◆ Exercise task: Rewrite the entries below, changing every "tweet" to "post" and keeping everything else the same. Leave the pictures out of your answer.

◆ Records provided:

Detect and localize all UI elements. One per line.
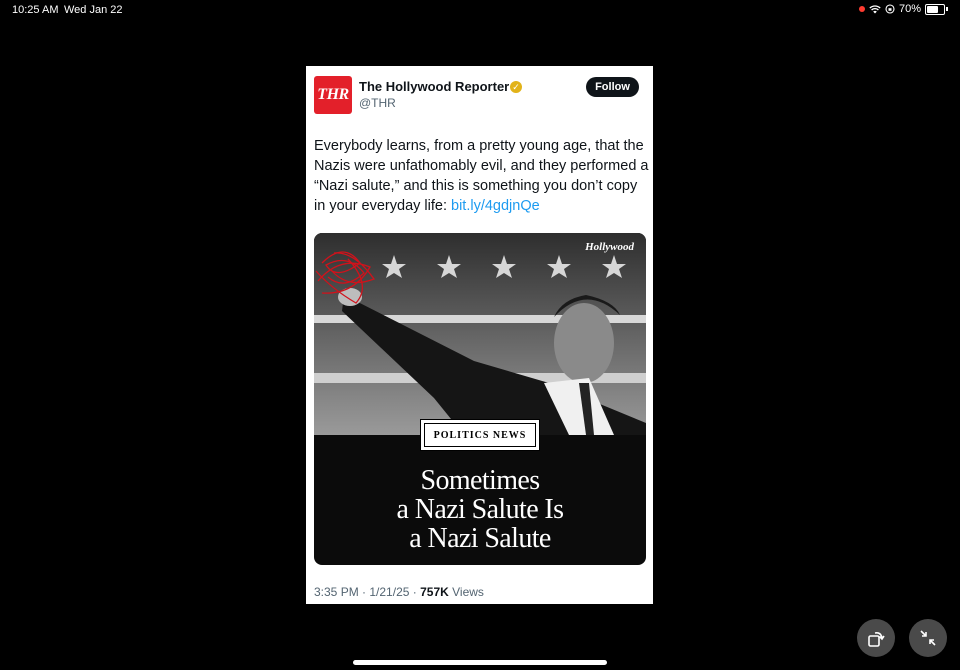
headline-line-1: Sometimes [420,465,540,496]
battery-tip [946,7,948,11]
rotate-button[interactable] [857,619,895,657]
headline-line-2: a Nazi Salute Is [396,494,564,525]
views-label: Views [452,585,484,599]
tweet-media[interactable]: Hollywood POLITICS NEWS Sometimes a Nazi… [314,233,646,565]
views-count: 757K [420,585,449,599]
recording-dot-icon [858,6,865,12]
tweet-date[interactable]: 1/21/25 [369,585,409,599]
rotate-icon [868,632,885,647]
minimize-icon [920,630,936,646]
tweet-link[interactable]: bit.ly/4gdjnQe [451,198,540,214]
status-indicators: 70% [858,3,948,15]
minimize-button[interactable] [909,619,947,657]
tweet-card[interactable]: THR The Hollywood Reporter ✓ @THR Follow… [306,66,653,604]
tweet-meta: 3:35 PM · 1/21/25 · 757K Views [314,585,484,599]
author-handle[interactable]: @THR [359,96,396,110]
category-badge: POLITICS NEWS [420,419,540,451]
status-bar: 10:25 AM Wed Jan 22 70% [0,0,960,20]
tweet-text: Everybody learns, from a pretty young ag… [314,136,649,216]
tweet-time[interactable]: 3:35 PM [314,585,359,599]
status-time: 10:25 AM [12,4,59,16]
status-date: Wed Jan 22 [64,4,123,16]
home-indicator[interactable] [353,660,607,665]
headline-line-3: a Nazi Salute [409,523,551,554]
author-name[interactable]: The Hollywood Reporter [359,79,509,94]
news-photo [314,233,646,435]
wifi-icon [869,4,881,13]
avatar[interactable]: THR [314,76,352,114]
battery-icon [925,3,945,15]
follow-button[interactable]: Follow [586,77,639,97]
orientation-lock-icon [885,4,895,14]
publication-logo: Hollywood [585,241,634,253]
verified-badge-icon: ✓ [510,81,522,93]
avatar-logo-text: THR [317,86,349,103]
battery-percent: 70% [898,3,921,15]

◆ Expected answer:
Detect and localize all UI elements. One per line.
headline-line-1: Sometimes [420,465,540,496]
battery-tip [946,7,948,11]
rotate-button[interactable] [857,619,895,657]
headline-line-2: a Nazi Salute Is [396,494,564,525]
views-label: Views [452,585,484,599]
post-media[interactable]: Hollywood POLITICS NEWS Sometimes a Nazi… [314,233,646,565]
views-count: 757K [420,585,449,599]
recording-dot-icon [858,6,865,12]
post-date[interactable]: 1/21/25 [369,585,409,599]
rotate-icon [868,632,885,647]
minimize-icon [920,630,936,646]
post-link[interactable]: bit.ly/4gdjnQe [451,198,540,214]
status-indicators: 70% [858,3,948,15]
minimize-button[interactable] [909,619,947,657]
post-card[interactable]: THR The Hollywood Reporter ✓ @THR Follow… [306,66,653,604]
post-meta: 3:35 PM · 1/21/25 · 757K Views [314,585,484,599]
author-handle[interactable]: @THR [359,96,396,110]
category-badge: POLITICS NEWS [420,419,540,451]
status-bar: 10:25 AM Wed Jan 22 70% [0,0,960,20]
post-text: Everybody learns, from a pretty young ag… [314,136,649,216]
post-time[interactable]: 3:35 PM [314,585,359,599]
status-time: 10:25 AM [12,4,59,16]
status-date: Wed Jan 22 [64,4,123,16]
home-indicator[interactable] [353,660,607,665]
headline-line-3: a Nazi Salute [409,523,551,554]
author-name[interactable]: The Hollywood Reporter [359,79,509,94]
news-photo [314,233,646,435]
wifi-icon [869,4,881,13]
avatar[interactable]: THR [314,76,352,114]
battery-icon [925,3,945,15]
follow-button[interactable]: Follow [586,77,639,97]
orientation-lock-icon [885,4,895,14]
publication-logo: Hollywood [585,241,634,253]
verified-badge-icon: ✓ [510,81,522,93]
avatar-logo-text: THR [317,86,349,103]
battery-percent: 70% [898,3,921,15]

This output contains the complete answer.